◆ Problem to solve: Copy each line in the data that includes the word "строительство".

────────────────────

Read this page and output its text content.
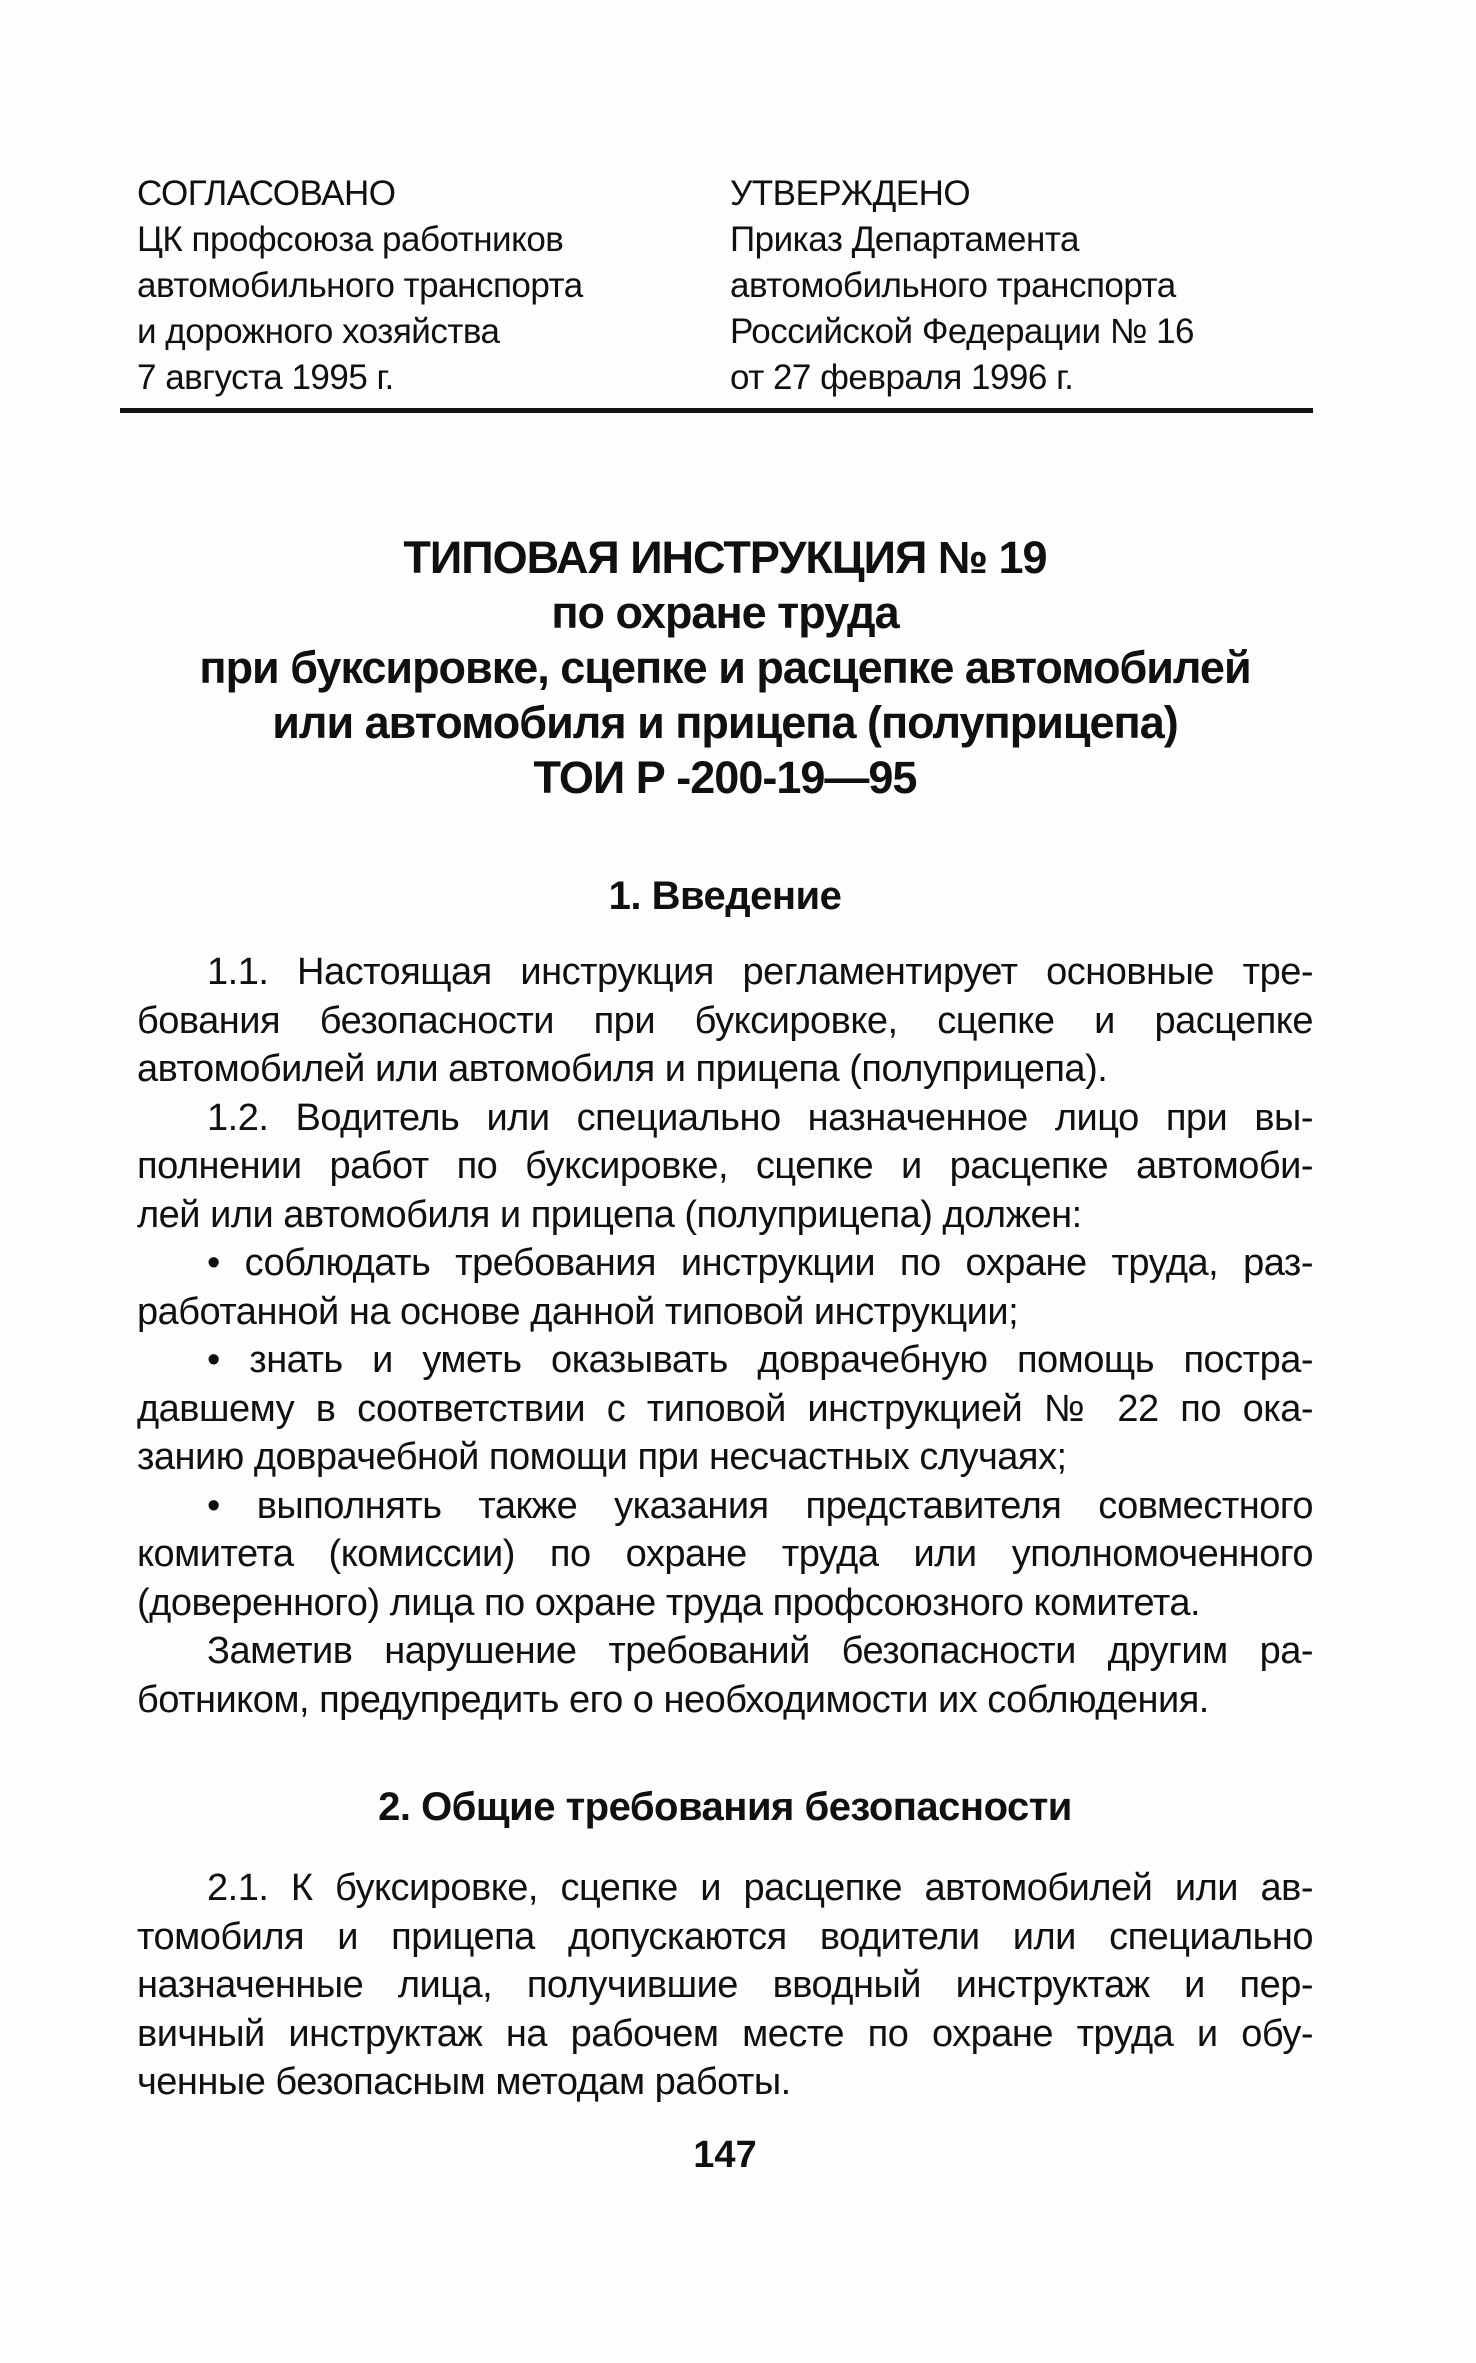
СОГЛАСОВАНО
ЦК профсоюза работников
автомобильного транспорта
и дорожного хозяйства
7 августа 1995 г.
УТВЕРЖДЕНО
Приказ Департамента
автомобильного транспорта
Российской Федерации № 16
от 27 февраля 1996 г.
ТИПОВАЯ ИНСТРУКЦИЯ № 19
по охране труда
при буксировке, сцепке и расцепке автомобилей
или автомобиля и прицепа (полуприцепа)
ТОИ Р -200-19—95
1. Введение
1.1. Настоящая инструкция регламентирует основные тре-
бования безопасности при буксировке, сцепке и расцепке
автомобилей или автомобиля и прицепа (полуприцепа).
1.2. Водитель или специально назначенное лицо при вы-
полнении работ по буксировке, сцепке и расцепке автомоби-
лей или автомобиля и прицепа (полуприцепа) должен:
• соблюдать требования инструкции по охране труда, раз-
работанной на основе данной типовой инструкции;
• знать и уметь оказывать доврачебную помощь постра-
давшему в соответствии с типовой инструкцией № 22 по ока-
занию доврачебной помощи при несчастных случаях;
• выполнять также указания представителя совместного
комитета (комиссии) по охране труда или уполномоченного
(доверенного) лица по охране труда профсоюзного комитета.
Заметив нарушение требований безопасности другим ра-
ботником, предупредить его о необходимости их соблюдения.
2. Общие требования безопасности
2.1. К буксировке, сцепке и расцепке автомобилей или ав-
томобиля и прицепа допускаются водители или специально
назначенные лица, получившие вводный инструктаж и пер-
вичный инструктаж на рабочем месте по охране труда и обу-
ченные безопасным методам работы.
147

────────────────────

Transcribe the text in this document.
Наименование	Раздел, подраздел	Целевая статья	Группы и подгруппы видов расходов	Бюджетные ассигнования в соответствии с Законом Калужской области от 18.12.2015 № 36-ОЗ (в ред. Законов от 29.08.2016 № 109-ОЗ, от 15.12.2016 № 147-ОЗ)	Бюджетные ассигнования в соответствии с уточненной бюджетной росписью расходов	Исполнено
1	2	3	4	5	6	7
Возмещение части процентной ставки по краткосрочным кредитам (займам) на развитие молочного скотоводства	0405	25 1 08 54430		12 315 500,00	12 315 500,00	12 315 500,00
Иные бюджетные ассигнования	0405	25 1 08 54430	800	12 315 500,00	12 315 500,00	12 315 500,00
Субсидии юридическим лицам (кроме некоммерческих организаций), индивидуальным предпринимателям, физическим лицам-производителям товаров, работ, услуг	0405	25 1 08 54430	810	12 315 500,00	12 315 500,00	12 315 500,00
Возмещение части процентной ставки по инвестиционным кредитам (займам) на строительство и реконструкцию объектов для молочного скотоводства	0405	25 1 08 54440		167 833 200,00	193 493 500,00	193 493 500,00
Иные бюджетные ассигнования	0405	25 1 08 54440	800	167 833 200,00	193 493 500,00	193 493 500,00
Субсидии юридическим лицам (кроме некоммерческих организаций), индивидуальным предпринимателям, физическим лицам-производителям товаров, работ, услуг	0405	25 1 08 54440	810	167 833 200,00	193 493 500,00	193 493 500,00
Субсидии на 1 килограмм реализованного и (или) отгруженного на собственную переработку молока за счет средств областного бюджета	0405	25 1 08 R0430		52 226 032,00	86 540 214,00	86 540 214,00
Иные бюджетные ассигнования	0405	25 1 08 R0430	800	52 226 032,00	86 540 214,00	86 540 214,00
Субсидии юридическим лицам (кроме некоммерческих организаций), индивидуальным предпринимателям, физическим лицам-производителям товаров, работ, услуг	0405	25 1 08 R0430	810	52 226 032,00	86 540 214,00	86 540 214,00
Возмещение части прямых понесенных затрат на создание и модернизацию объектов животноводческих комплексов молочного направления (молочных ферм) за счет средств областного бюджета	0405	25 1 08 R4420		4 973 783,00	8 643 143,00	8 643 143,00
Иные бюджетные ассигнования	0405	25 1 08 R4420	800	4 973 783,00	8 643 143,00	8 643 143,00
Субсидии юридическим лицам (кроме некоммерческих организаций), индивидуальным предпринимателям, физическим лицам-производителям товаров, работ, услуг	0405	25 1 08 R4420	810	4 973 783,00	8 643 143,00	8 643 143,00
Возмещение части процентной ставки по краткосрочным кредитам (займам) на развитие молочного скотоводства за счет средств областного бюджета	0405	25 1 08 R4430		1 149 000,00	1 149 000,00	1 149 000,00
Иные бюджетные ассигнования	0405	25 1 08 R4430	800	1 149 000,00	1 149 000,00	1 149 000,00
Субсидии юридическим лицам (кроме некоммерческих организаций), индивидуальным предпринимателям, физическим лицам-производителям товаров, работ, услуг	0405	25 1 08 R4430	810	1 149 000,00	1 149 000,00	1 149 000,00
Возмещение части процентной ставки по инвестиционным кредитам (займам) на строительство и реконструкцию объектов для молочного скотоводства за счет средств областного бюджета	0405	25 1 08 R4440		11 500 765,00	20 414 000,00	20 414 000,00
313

────────────────────

◆ Solution for this task:
Возмещение части процентной ставки по инвестиционным кредитам (займам) на строительство и реконструкцию объектов для молочного скотоводства	0405	25 1 08 54440		167 833 200,00	193 493 500,00	193 493 500,00
Возмещение части процентной ставки по инвестиционным кредитам (займам) на строительство и реконструкцию объектов для молочного скотоводства за счет средств областного бюджета	0405	25 1 08 R4440		11 500 765,00	20 414 000,00	20 414 000,00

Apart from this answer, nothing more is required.